Extracted records:
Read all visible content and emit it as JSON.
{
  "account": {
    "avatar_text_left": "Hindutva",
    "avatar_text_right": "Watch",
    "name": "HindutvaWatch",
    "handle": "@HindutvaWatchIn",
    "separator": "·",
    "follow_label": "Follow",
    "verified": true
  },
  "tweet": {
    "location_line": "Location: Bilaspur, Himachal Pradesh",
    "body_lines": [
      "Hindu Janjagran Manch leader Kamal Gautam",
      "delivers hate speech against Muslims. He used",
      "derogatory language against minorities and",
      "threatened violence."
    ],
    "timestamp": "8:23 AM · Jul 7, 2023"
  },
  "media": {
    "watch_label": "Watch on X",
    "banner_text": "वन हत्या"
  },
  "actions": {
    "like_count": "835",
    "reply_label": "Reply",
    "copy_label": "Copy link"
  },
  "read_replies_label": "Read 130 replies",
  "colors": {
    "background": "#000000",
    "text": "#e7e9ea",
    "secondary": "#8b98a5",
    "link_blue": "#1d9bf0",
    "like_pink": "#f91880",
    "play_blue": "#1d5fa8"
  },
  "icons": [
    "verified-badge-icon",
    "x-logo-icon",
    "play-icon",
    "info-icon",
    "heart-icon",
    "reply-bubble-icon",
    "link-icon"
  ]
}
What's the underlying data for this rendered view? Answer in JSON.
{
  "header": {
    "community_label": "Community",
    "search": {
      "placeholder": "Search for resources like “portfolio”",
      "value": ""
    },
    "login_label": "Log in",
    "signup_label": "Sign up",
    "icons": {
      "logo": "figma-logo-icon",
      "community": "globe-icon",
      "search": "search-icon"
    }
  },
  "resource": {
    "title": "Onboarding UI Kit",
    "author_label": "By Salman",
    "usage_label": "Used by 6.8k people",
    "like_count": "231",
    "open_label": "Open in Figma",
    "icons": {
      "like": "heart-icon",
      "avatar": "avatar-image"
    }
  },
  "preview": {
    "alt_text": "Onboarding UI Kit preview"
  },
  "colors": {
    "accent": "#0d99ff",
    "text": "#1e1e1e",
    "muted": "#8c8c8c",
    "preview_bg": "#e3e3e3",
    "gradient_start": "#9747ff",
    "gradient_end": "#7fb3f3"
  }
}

The problem: Select, from the listing, all lines that include the word "Read".

Answer to the exercise:
Read all visible content and emit it as JSON.
  "read_replies_label": "Read 130 replies",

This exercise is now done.